DESCRIPTION OF THE TASK: Tally every line of the listing where the string "houses" is found, and state the total alone.

MATERIAL PROVIDED:
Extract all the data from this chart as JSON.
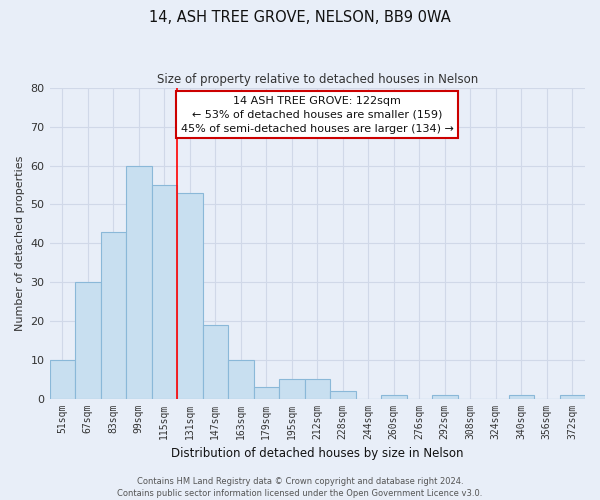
{
  "title": "14, ASH TREE GROVE, NELSON, BB9 0WA",
  "subtitle": "Size of property relative to detached houses in Nelson",
  "xlabel": "Distribution of detached houses by size in Nelson",
  "ylabel": "Number of detached properties",
  "bar_color": "#c8dff0",
  "bar_edge_color": "#8ab8d8",
  "background_color": "#e8eef8",
  "grid_color": "#d0d8e8",
  "bins": [
    "51sqm",
    "67sqm",
    "83sqm",
    "99sqm",
    "115sqm",
    "131sqm",
    "147sqm",
    "163sqm",
    "179sqm",
    "195sqm",
    "212sqm",
    "228sqm",
    "244sqm",
    "260sqm",
    "276sqm",
    "292sqm",
    "308sqm",
    "324sqm",
    "340sqm",
    "356sqm",
    "372sqm"
  ],
  "values": [
    10,
    30,
    43,
    60,
    55,
    53,
    19,
    10,
    3,
    5,
    5,
    2,
    0,
    1,
    0,
    1,
    0,
    0,
    1,
    0,
    1
  ],
  "ylim": [
    0,
    80
  ],
  "yticks": [
    0,
    10,
    20,
    30,
    40,
    50,
    60,
    70,
    80
  ],
  "red_line_x": 4.5,
  "annotation_title": "14 ASH TREE GROVE: 122sqm",
  "annotation_line1": "← 53% of detached houses are smaller (159)",
  "annotation_line2": "45% of semi-detached houses are larger (134) →",
  "annotation_box_color": "#ffffff",
  "annotation_box_edge_color": "#cc0000",
  "footer_line1": "Contains HM Land Registry data © Crown copyright and database right 2024.",
  "footer_line2": "Contains public sector information licensed under the Open Government Licence v3.0."
}
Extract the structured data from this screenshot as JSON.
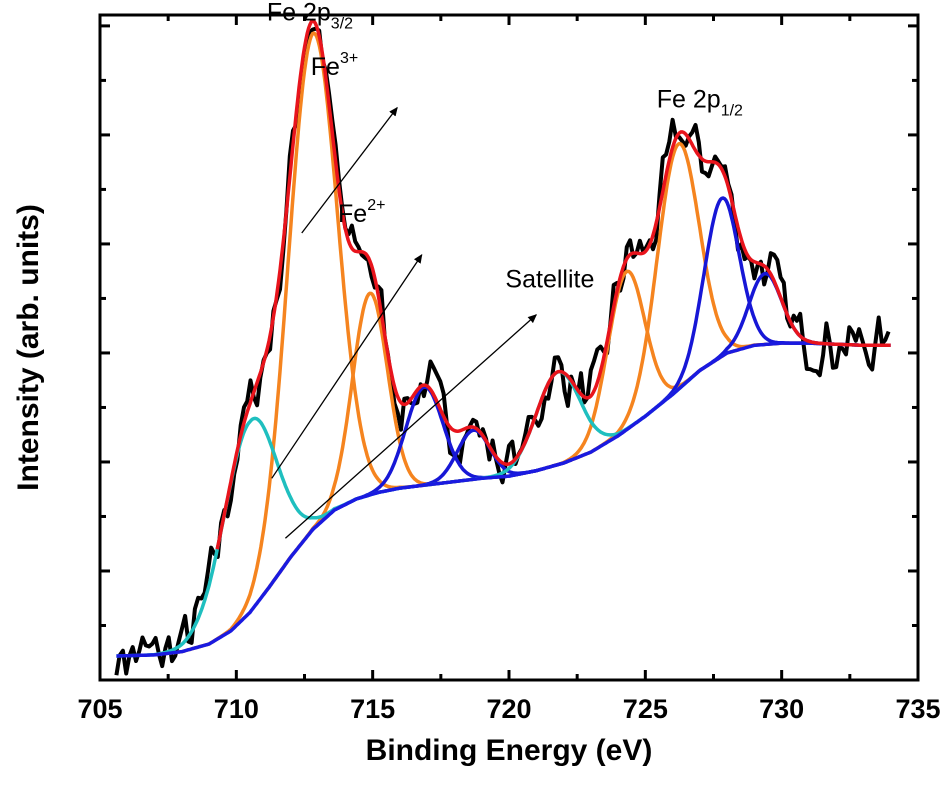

WORKED SOLUTION: 4